- _Exercise requirements_
Return the material below in full and exactly.

- _Data shown_
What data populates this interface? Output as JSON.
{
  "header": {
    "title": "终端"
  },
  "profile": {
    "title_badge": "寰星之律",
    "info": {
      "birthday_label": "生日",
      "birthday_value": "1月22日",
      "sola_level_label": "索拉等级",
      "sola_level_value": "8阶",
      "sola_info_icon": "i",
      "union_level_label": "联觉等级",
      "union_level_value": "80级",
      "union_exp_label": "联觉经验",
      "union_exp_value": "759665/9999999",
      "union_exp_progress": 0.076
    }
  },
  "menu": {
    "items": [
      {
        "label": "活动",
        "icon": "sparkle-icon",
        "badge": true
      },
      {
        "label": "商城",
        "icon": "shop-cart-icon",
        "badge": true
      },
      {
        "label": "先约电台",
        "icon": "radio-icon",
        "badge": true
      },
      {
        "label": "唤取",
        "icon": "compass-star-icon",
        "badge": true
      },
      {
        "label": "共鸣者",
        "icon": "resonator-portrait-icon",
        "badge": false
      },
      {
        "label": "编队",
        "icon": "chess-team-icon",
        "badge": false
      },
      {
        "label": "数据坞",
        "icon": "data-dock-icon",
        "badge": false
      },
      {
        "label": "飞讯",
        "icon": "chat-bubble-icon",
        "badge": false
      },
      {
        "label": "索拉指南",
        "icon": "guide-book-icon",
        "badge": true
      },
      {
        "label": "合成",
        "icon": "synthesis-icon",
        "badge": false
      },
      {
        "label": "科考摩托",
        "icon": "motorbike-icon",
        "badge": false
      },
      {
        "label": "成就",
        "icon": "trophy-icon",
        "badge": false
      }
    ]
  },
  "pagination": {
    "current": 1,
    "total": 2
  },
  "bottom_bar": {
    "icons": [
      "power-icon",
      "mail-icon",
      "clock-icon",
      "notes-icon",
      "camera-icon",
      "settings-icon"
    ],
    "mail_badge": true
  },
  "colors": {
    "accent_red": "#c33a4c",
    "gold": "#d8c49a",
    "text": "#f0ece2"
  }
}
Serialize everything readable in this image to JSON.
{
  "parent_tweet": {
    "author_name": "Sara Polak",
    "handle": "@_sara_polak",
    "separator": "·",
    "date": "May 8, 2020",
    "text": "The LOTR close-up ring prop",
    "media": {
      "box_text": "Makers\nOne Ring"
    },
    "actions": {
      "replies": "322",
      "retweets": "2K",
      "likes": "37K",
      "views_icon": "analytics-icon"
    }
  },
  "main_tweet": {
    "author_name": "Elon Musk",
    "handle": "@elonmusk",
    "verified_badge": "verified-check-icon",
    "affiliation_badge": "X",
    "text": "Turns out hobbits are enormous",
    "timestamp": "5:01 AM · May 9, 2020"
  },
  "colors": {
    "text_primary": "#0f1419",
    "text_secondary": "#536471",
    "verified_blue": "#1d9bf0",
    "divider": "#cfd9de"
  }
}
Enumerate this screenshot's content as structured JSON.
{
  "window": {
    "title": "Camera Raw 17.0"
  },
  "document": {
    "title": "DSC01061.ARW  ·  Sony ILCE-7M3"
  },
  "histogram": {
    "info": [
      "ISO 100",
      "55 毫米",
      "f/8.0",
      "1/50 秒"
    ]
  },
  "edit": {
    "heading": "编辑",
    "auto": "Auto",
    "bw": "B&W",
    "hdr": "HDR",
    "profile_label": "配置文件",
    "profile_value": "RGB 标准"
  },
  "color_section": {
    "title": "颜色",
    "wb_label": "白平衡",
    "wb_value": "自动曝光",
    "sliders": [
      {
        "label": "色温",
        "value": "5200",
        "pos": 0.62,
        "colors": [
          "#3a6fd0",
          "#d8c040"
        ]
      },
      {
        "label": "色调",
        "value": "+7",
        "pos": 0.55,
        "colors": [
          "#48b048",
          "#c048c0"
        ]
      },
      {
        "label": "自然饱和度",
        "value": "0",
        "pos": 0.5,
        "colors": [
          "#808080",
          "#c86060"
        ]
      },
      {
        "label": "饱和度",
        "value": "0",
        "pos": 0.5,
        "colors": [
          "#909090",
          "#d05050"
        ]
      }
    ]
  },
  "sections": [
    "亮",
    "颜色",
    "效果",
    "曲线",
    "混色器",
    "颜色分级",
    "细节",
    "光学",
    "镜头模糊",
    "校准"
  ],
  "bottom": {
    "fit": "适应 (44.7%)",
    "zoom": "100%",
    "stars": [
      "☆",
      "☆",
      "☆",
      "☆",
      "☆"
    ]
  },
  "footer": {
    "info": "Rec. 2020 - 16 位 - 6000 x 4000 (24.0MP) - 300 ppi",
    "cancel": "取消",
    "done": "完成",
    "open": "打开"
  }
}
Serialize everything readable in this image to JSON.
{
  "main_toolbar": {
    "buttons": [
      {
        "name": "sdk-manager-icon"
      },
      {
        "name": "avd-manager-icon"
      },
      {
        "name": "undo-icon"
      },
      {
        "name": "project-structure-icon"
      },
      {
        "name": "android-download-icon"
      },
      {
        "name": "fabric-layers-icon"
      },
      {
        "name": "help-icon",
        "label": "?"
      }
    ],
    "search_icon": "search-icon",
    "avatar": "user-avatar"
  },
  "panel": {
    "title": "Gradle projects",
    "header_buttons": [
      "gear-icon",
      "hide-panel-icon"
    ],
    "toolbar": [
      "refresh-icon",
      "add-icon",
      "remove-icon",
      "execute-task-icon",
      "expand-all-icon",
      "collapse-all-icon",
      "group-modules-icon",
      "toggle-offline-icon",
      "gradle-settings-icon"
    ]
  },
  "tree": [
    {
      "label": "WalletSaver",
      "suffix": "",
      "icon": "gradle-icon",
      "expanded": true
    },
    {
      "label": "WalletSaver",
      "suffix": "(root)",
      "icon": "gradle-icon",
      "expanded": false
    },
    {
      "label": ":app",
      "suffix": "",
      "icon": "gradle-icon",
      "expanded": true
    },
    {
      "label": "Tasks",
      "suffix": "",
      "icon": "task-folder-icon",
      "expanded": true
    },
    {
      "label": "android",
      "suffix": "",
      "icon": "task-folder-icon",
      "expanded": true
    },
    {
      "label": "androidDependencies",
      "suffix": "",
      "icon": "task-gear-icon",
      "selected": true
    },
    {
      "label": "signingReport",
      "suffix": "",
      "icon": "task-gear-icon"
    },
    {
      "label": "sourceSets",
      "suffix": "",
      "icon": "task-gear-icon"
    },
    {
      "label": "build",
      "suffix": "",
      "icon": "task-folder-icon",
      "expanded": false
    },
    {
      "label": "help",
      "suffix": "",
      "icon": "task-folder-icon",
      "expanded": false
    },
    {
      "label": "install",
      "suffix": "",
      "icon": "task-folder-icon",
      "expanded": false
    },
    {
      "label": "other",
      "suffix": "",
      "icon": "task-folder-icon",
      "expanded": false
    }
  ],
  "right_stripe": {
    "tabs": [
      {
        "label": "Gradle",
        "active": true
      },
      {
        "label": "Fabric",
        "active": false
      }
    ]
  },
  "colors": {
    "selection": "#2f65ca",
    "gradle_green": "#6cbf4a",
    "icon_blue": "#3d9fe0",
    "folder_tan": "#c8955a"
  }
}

- _Answer to the problem_
What data populates this interface? Output as JSON.
{
  "header": {
    "title": "终端"
  },
  "profile": {
    "title_badge": "寰星之律",
    "info": {
      "birthday_label": "生日",
      "birthday_value": "1月22日",
      "sola_level_label": "索拉等级",
      "sola_level_value": "8阶",
      "sola_info_icon": "i",
      "union_level_label": "联觉等级",
      "union_level_value": "80级",
      "union_exp_label": "联觉经验",
      "union_exp_value": "759665/9999999",
      "union_exp_progress": 0.076
    }
  },
  "menu": {
    "items": [
      {
        "label": "活动",
        "icon": "sparkle-icon",
        "badge": true
      },
      {
        "label": "商城",
        "icon": "shop-cart-icon",
        "badge": true
      },
      {
        "label": "先约电台",
        "icon": "radio-icon",
        "badge": true
      },
      {
        "label": "唤取",
        "icon": "compass-star-icon",
        "badge": true
      },
      {
        "label": "共鸣者",
        "icon": "resonator-portrait-icon",
        "badge": false
      },
      {
        "label": "编队",
        "icon": "chess-team-icon",
        "badge": false
      },
      {
        "label": "数据坞",
        "icon": "data-dock-icon",
        "badge": false
      },
      {
        "label": "飞讯",
        "icon": "chat-bubble-icon",
        "badge": false
      },
      {
        "label": "索拉指南",
        "icon": "guide-book-icon",
        "badge": true
      },
      {
        "label": "合成",
        "icon": "synthesis-icon",
        "badge": false
      },
      {
        "label": "科考摩托",
        "icon": "motorbike-icon",
        "badge": false
      },
      {
        "label": "成就",
        "icon": "trophy-icon",
        "badge": false
      }
    ]
  },
  "pagination": {
    "current": 1,
    "total": 2
  },
  "bottom_bar": {
    "icons": [
      "power-icon",
      "mail-icon",
      "clock-icon",
      "notes-icon",
      "camera-icon",
      "settings-icon"
    ],
    "mail_badge": true
  },
  "colors": {
    "accent_red": "#c33a4c",
    "gold": "#d8c49a",
    "text": "#f0ece2"
  }
}
Serialize everything readable in this image to JSON.
{
  "parent_tweet": {
    "author_name": "Sara Polak",
    "handle": "@_sara_polak",
    "separator": "·",
    "date": "May 8, 2020",
    "text": "The LOTR close-up ring prop",
    "media": {
      "box_text": "Makers\nOne Ring"
    },
    "actions": {
      "replies": "322",
      "retweets": "2K",
      "likes": "37K",
      "views_icon": "analytics-icon"
    }
  },
  "main_tweet": {
    "author_name": "Elon Musk",
    "handle": "@elonmusk",
    "verified_badge": "verified-check-icon",
    "affiliation_badge": "X",
    "text": "Turns out hobbits are enormous",
    "timestamp": "5:01 AM · May 9, 2020"
  },
  "colors": {
    "text_primary": "#0f1419",
    "text_secondary": "#536471",
    "verified_blue": "#1d9bf0",
    "divider": "#cfd9de"
  }
}
Enumerate this screenshot's content as structured JSON.
{
  "window": {
    "title": "Camera Raw 17.0"
  },
  "document": {
    "title": "DSC01061.ARW  ·  Sony ILCE-7M3"
  },
  "histogram": {
    "info": [
      "ISO 100",
      "55 毫米",
      "f/8.0",
      "1/50 秒"
    ]
  },
  "edit": {
    "heading": "编辑",
    "auto": "Auto",
    "bw": "B&W",
    "hdr": "HDR",
    "profile_label": "配置文件",
    "profile_value": "RGB 标准"
  },
  "color_section": {
    "title": "颜色",
    "wb_label": "白平衡",
    "wb_value": "自动曝光",
    "sliders": [
      {
        "label": "色温",
        "value": "5200",
        "pos": 0.62,
        "colors": [
          "#3a6fd0",
          "#d8c040"
        ]
      },
      {
        "label": "色调",
        "value": "+7",
        "pos": 0.55,
        "colors": [
          "#48b048",
          "#c048c0"
        ]
      },
      {
        "label": "自然饱和度",
        "value": "0",
        "pos": 0.5,
        "colors": [
          "#808080",
          "#c86060"
        ]
      },
      {
        "label": "饱和度",
        "value": "0",
        "pos": 0.5,
        "colors": [
          "#909090",
          "#d05050"
        ]
      }
    ]
  },
  "sections": [
    "亮",
    "颜色",
    "效果",
    "曲线",
    "混色器",
    "颜色分级",
    "细节",
    "光学",
    "镜头模糊",
    "校准"
  ],
  "bottom": {
    "fit": "适应 (44.7%)",
    "zoom": "100%",
    "stars": [
      "☆",
      "☆",
      "☆",
      "☆",
      "☆"
    ]
  },
  "footer": {
    "info": "Rec. 2020 - 16 位 - 6000 x 4000 (24.0MP) - 300 ppi",
    "cancel": "取消",
    "done": "完成",
    "open": "打开"
  }
}
Serialize everything readable in this image to JSON.
{
  "main_toolbar": {
    "buttons": [
      {
        "name": "sdk-manager-icon"
      },
      {
        "name": "avd-manager-icon"
      },
      {
        "name": "undo-icon"
      },
      {
        "name": "project-structure-icon"
      },
      {
        "name": "android-download-icon"
      },
      {
        "name": "fabric-layers-icon"
      },
      {
        "name": "help-icon",
        "label": "?"
      }
    ],
    "search_icon": "search-icon",
    "avatar": "user-avatar"
  },
  "panel": {
    "title": "Gradle projects",
    "header_buttons": [
      "gear-icon",
      "hide-panel-icon"
    ],
    "toolbar": [
      "refresh-icon",
      "add-icon",
      "remove-icon",
      "execute-task-icon",
      "expand-all-icon",
      "collapse-all-icon",
      "group-modules-icon",
      "toggle-offline-icon",
      "gradle-settings-icon"
    ]
  },
  "tree": [
    {
      "label": "WalletSaver",
      "suffix": "",
      "icon": "gradle-icon",
      "expanded": true
    },
    {
      "label": "WalletSaver",
      "suffix": "(root)",
      "icon": "gradle-icon",
      "expanded": false
    },
    {
      "label": ":app",
      "suffix": "",
      "icon": "gradle-icon",
      "expanded": true
    },
    {
      "label": "Tasks",
      "suffix": "",
      "icon": "task-folder-icon",
      "expanded": true
    },
    {
      "label": "android",
      "suffix": "",
      "icon": "task-folder-icon",
      "expanded": true
    },
    {
      "label": "androidDependencies",
      "suffix": "",
      "icon": "task-gear-icon",
      "selected": true
    },
    {
      "label": "signingReport",
      "suffix": "",
      "icon": "task-gear-icon"
    },
    {
      "label": "sourceSets",
      "suffix": "",
      "icon": "task-gear-icon"
    },
    {
      "label": "build",
      "suffix": "",
      "icon": "task-folder-icon",
      "expanded": false
    },
    {
      "label": "help",
      "suffix": "",
      "icon": "task-folder-icon",
      "expanded": false
    },
    {
      "label": "install",
      "suffix": "",
      "icon": "task-folder-icon",
      "expanded": false
    },
    {
      "label": "other",
      "suffix": "",
      "icon": "task-folder-icon",
      "expanded": false
    }
  ],
  "right_stripe": {
    "tabs": [
      {
        "label": "Gradle",
        "active": true
      },
      {
        "label": "Fabric",
        "active": false
      }
    ]
  },
  "colors": {
    "selection": "#2f65ca",
    "gradle_green": "#6cbf4a",
    "icon_blue": "#3d9fe0",
    "folder_tan": "#c8955a"
  }
}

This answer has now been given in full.